→ **PROBLEMS**
**1.** From the SoundOff LED work lights thread below, list every username whose post contains a question mark.
**2.** Pick up the SoundOff LED work lights thread below at its last line and write what follows.

→ **PAGE**
* * *

# SoundOff LED work lights..



## 20Silverado05 (Jan 16, 2008)

Ok guys finally got all my lights from sirennet and all i can say is holy sh** i am blown away in how damn bright the 5" 1400 lumen led work light is. absolutelty blinding i just hooked them up to my battery and shined my pitch black backyard right up here are some pictures.any questions feel free to ask.


----------



## 20Silverado05 (Jan 16, 2008)

Almost forget they do generate heat so the snow will not freeze up on them.


----------



## dmcarpentry (Aug 30, 2008)

very nice ... did the bud light come from sirennet?


----------



## 6.5chevyTD (Sep 1, 2010)

unfortunatly not it was for comparison on how big the lights were


----------



## Toolin Customs (Oct 24, 2010)

I agree these work lights are awesome. they are something you definitly have to see to believe. The LED 3 mini floods are quite impressive as well. I have two of the LED3 right at my tag for close light by my hitch, and two of those 1400 lumen ones on my headache rack. Awesome


----------



## builtupbowtie (Oct 24, 2009)

Awesome I want a set of
These. Did u go with floods or spots?


----------



## F-250 SD (Jan 30, 2005)

I was thinking of buying them and after seeing your pictures I am ordering them today! Are those the flood or spots?


----------



## 20Silverado05 (Jan 16, 2008)

They are the flood lights


----------



## 802PlowMan (Oct 6, 2010)

I was thinking about getting these for my truck. Wasnt too sure on either the flood or trapezoid but im thinking the flood will be perfect. Thank you for posting this.


----------



## wkahler (Mar 15, 2008)

Dang it those are brighter then the 1000 lumen ones i got............knew i should have gone bigger!!


----------



## ChickenKing (Oct 26, 2010)

wkahler;1098871 said:


> Dang it those are brighter then the 1000 lumen ones i got............knew i should have gone bigger!!


I was thinking of getting the 1000 too....how do you like them ? I'm trying to save a few bucks and not sure if I'm going to regret it later.


----------



## SafetyLighting (Jul 23, 2005)

Yeah the 1400 Lumen floods are incredible. I used them for an emergency response truck for Naval Station Newport and they have been extremely happy with them and it's been almost a year I think.

http://safetylightingandequipment.c...l-station-newport-2010-chevrolet-3500-utility


----------



## ChickenKing (Oct 26, 2010)

* * *

→ **DATA PROVIDED**
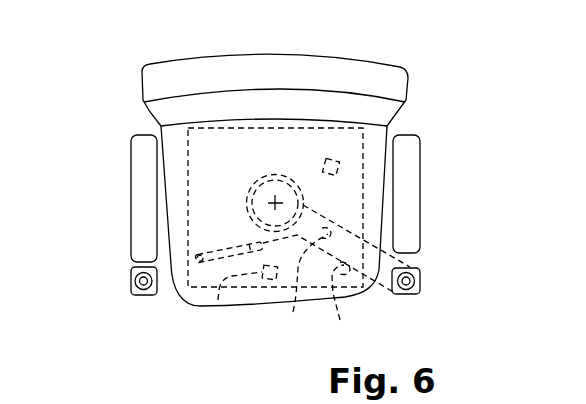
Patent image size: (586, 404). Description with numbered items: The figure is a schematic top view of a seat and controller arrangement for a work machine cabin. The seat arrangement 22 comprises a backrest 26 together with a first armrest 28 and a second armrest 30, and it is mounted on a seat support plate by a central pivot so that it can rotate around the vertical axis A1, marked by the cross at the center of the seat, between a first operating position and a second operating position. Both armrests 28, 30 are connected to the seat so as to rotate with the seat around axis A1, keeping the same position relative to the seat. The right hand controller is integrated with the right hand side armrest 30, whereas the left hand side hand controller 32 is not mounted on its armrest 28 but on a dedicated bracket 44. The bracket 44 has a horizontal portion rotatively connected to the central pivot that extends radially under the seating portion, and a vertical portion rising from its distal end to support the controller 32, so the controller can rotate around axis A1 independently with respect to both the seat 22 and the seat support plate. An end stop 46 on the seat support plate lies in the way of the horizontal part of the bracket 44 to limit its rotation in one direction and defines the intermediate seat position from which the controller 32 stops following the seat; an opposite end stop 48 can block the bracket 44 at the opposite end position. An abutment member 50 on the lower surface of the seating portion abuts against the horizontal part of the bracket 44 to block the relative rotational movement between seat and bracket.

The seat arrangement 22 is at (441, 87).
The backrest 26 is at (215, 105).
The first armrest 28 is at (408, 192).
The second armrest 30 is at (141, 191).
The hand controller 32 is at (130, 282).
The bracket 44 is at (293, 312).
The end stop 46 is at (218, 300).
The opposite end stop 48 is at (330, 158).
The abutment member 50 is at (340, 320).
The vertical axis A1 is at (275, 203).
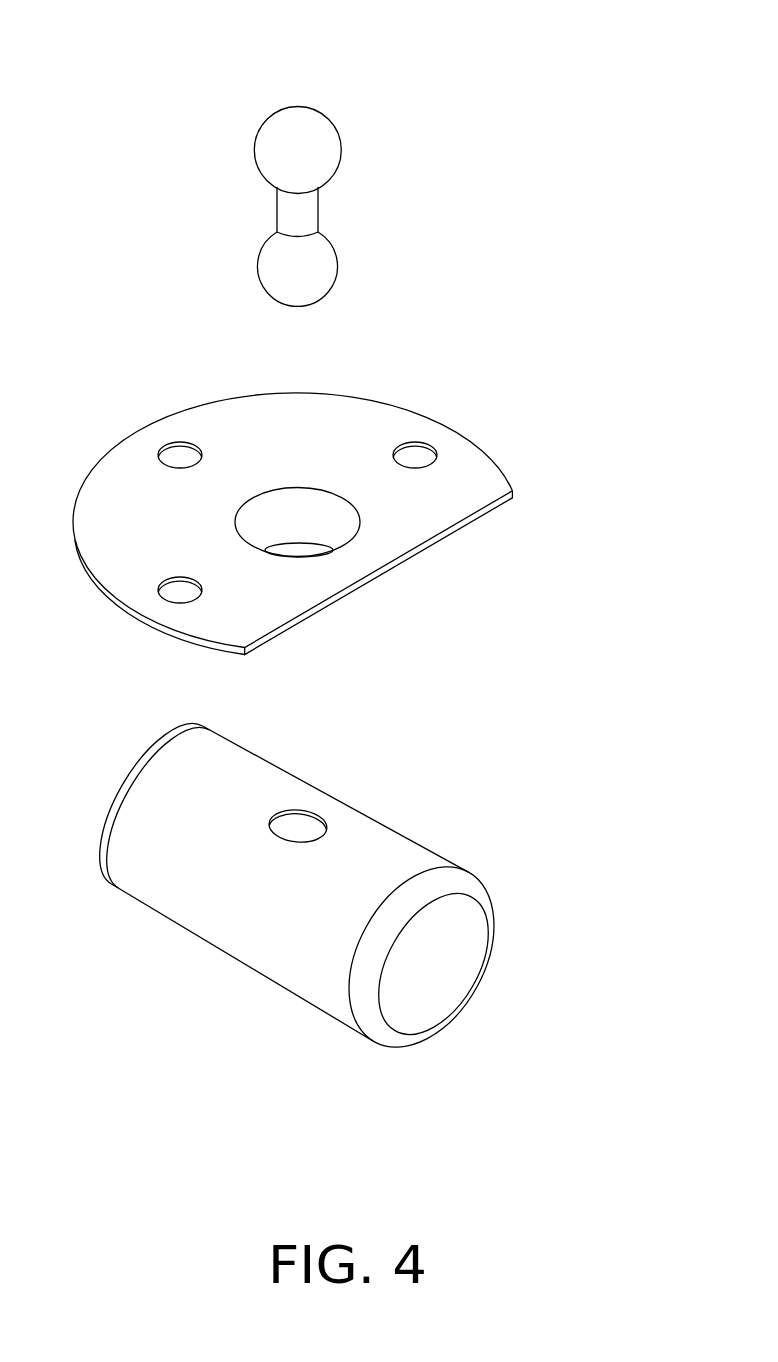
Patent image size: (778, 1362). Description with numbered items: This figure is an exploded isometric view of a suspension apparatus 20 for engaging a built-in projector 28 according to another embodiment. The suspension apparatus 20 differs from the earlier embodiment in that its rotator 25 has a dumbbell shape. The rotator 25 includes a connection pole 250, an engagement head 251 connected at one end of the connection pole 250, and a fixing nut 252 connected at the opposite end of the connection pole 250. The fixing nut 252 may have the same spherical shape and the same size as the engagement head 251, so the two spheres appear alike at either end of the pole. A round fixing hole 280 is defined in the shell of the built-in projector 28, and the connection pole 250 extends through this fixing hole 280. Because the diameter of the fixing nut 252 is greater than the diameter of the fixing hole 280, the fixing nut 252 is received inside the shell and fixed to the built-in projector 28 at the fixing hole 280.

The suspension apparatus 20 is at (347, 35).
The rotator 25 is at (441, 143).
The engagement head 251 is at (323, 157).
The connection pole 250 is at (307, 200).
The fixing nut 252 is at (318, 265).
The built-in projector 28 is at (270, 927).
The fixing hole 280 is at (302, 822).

* * *

→ **THE ANSWERS**
**1.** dmcarpentry, builtupbowtie, F-250 SD, ChickenKing

**2.**
SafetyLighting;1100187 said:


> Yeah the 1400 Lumen floods are incredible. I used them for an emergency response truck for Naval Station Newport and they have been extremely happy with them and it's been almost a year I think.
> 
> http://safetylightingandequipment.c...l-station-newport-2010-chevrolet-3500-utility


Thanks for the info. My next set will have to be the 1400 Lumen....Couldn't wait and already ordered the 1000 Lumen set. pumpkin:


----------



## 802PlowMan (Oct 6, 2010)

20silverado- Have you hooked them up yet? I recieved my set friday and want to hook them up this week. In the papers that come with it they say you need a 5 amp in-line fuse, I'm thinking about using a 10 amp on the same wire and split it after the fuse to each light. Any ideas about that or how you went about hooking them up? And also how you ran your wire ?

-Thanks


----------



## Dissociative (Feb 28, 2007)

802PlowMan;1101830 said:


> 20silverado- Have you hooked them up yet? I recieved my set friday and want to hook them up this week. In the papers that come with it they say you need a 5 amp in-line fuse, I'm thinking about using a 10 amp on the same wire and split it after the fuse to each light. Any ideas about that or how you went about hooking them up? And also how you ran your wire ?
> 
> -Thanks


that will work fine.....also you can power a relay off the charge wire in your 7 pin and activate it via reverse wire in same pin and also ground it there too....no running wires under cab..hide the relay behind a tail light....


----------



## SafetyLighting (Jul 23, 2005)

802PlowMan;1101830 said:


> 20silverado- Have you hooked them up yet? I recieved my set friday and want to hook them up this week. In the papers that come with it they say you need a 5 amp in-line fuse, I'm thinking about using a 10 amp on the same wire and split it after the fuse to each light. Any ideas about that or how you went about hooking them up? And also how you ran your wire ?
> 
> -Thanks


802- just keep in mind that the fuse is there for multiple reasons. There isn't any problem with running a single fuse and then splicing the wires from multiple lights together, so long as the wire used can handle the fused rating. If I remember correctly the current draw on those lights is about 3 amps. So if you use a 10 Amp fuse, use 16 AWG wire and you will be fine.


----------



## flatlander42 (Oct 22, 2008)

what is the story on the two lights at the bottom? do ya like them?


----------



## bossplwr09 (Sep 24, 2007)

the two lights on the bottom are sound offs mighty work lights, and they are extremely bright, but are a surface mount opposed to your traditional work lights.. hundred dollars a piece so theyre not cheap, but well worth it


----------



## salt dogg (Nov 15, 2008)

got my set last week. they are brighter than i thought they be!!


----------



## SafetyLighting (Jul 23, 2005)

After I tinted the windows on my Charger I couldnt see Sh*t backing up at night. I added a pair of the Mighty Night Lights. I used the spot lights because at the time, they did not have the 45 degree flood lenses.


----------



## ChickenKing (Oct 26, 2010)

salt dogg;1102280 said:


> got my set last week. they are brighter than i thought they be!!


Are those the 1000 Lumens ? Did you hook them up to the trailer harness with a relay ?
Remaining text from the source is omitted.